= EXERCISE DETAILS =
Reproduce the blog posts below word for word, from the first line to the last.

====== EXERCISE PASSAGE

Thanks Jenni for breakfast and the ride to Geelong, thanks to whoever donated the door prize I won, and thanks to the Geelong guild for putting on a great day!

Friday, May 17, 2013


Tree dahlias flowering in my garden:
They provide lots of food for the bees, but it was a bit cold today for them to take full advantage of it. Here's one brave worker out on her own:
I followed the bees' example and stayed inside most of the day, keeping warm by doing some quilting.

Thursday, May 16, 2013

Morning Sun

These beautiful eucalypt flowers near the tram stop on my way to work were providing breakfast for honeyeaters and parrots before the rain moved in for the rest of the day.

Wednesday, May 15, 2013


Mr Meccano Man and his dog are excited about Frank Hornby's 150th birthday.

Monday, May 13, 2013


While out walking today I came across this empty block:
Nothing unusual about that around here. Often I can hardly remember what the house looked like, but in this case I remember it well. I tried to buy it when I was house-hunting in 1997. Here's what it looked like, courtesy of Google Street View:
It had some quite nice art-deco features inside. I wonder if any were saved? At least this time there was no garden to mourn.

Sunday, May 12, 2013

Finished Shirt

I started this blouse a couple of weeks ago, and today there were only the buttons and buttonholes left to do. It took me all morning to build up enough courage to tackle them.
Then it took me all afternoon to make 13 buttonholes and sew on 13 buttons.

Saturday, May 11, 2013

Scatterday - V

This time it's for Vireya.

Our categories, as set by Cinzia, are:
# colour
# pointy
# weather
# and of course it has to be a vibrant quilt
A couple of easy ones, but weather? I will be fascinated to see what people came up with for that one!

Vermilion leaf on my persimmon tree.

Vreisea has pointy leaves.

This week's warm sunny days have felt more vernal than autumnal. But the truth about all the Victorian weather is available at the Bureau of Meteorology.

Not such a vivid quilt, but it does have one vivid piece in it:

As usual, you can find links to the other Scatterday participants on Cinzia's blog.

============
====== MATERIAL PROVIDED

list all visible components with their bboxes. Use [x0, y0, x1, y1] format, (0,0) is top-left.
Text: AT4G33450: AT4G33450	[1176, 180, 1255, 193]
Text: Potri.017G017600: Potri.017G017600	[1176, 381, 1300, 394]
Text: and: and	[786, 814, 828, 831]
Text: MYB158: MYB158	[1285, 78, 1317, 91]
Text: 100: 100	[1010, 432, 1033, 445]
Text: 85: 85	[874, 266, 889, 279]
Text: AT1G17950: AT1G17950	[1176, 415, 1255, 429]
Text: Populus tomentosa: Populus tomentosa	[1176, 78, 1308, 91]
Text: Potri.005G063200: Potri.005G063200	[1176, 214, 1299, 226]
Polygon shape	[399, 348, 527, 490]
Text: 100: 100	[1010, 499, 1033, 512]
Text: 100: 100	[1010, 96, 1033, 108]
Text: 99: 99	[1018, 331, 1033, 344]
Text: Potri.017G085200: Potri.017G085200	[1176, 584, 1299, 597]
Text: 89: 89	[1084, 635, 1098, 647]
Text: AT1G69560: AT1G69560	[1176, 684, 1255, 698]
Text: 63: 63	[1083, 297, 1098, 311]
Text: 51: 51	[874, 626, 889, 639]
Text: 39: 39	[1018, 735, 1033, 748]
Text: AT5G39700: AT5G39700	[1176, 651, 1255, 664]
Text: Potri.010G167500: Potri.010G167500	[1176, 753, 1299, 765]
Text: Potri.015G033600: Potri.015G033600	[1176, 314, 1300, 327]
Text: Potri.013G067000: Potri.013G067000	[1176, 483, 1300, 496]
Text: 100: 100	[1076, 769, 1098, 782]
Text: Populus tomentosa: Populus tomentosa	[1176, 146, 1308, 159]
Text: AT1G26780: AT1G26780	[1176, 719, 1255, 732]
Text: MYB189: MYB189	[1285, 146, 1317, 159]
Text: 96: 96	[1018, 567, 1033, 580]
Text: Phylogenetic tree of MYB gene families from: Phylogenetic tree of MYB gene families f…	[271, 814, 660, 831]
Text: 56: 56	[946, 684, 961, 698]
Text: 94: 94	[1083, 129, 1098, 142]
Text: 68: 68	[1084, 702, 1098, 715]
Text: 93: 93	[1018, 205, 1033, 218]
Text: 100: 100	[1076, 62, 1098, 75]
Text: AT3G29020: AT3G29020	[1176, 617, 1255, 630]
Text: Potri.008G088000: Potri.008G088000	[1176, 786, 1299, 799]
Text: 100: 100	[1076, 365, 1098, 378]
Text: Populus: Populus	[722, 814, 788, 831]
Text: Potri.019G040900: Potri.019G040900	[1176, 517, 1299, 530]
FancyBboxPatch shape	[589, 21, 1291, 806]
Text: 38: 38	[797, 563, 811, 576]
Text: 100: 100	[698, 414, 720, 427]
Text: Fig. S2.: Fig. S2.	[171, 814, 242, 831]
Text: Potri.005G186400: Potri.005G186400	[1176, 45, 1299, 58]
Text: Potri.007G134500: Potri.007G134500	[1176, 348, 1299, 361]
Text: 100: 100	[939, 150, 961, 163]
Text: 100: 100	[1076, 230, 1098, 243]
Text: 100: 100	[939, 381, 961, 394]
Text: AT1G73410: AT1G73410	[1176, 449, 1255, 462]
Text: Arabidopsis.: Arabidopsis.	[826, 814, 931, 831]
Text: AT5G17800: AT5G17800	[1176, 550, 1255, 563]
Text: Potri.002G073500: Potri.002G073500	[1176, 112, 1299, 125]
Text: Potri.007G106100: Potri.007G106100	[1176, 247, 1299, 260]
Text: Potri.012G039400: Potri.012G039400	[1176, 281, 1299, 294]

============

= RESPONSE TO THE EXERCISE =
Thanks Jenni for breakfast and the ride to Geelong, thanks to whoever donated the door prize I won, and thanks to the Geelong guild for putting on a great day!

Friday, May 17, 2013


Tree dahlias flowering in my garden:
They provide lots of food for the bees, but it was a bit cold today for them to take full advantage of it. Here's one brave worker out on her own:
I followed the bees' example and stayed inside most of the day, keeping warm by doing some quilting.

Thursday, May 16, 2013

Morning Sun

These beautiful eucalypt flowers near the tram stop on my way to work were providing breakfast for honeyeaters and parrots before the rain moved in for the rest of the day.

Wednesday, May 15, 2013


Mr Meccano Man and his dog are excited about Frank Hornby's 150th birthday.

Monday, May 13, 2013


While out walking today I came across this empty block:
Nothing unusual about that around here. Often I can hardly remember what the house looked like, but in this case I remember it well. I tried to buy it when I was house-hunting in 1997. Here's what it looked like, courtesy of Google Street View:
It had some quite nice art-deco features inside. I wonder if any were saved? At least this time there was no garden to mourn.

Sunday, May 12, 2013

Finished Shirt

I started this blouse a couple of weeks ago, and today there were only the buttons and buttonholes left to do. It took me all morning to build up enough courage to tackle them.
Then it took me all afternoon to make 13 buttonholes and sew on 13 buttons.

Saturday, May 11, 2013

Scatterday - V

This time it's for Vireya.

Our categories, as set by Cinzia, are:
# colour
# pointy
# weather
# and of course it has to be a vibrant quilt
A couple of easy ones, but weather? I will be fascinated to see what people came up with for that one!

Vermilion leaf on my persimmon tree.

Vreisea has pointy leaves.

This week's warm sunny days have felt more vernal than autumnal. But the truth about all the Victorian weather is available at the Bureau of Meteorology.

Not such a vivid quilt, but it does have one vivid piece in it:

As usual, you can find links to the other Scatterday participants on Cinzia's blog.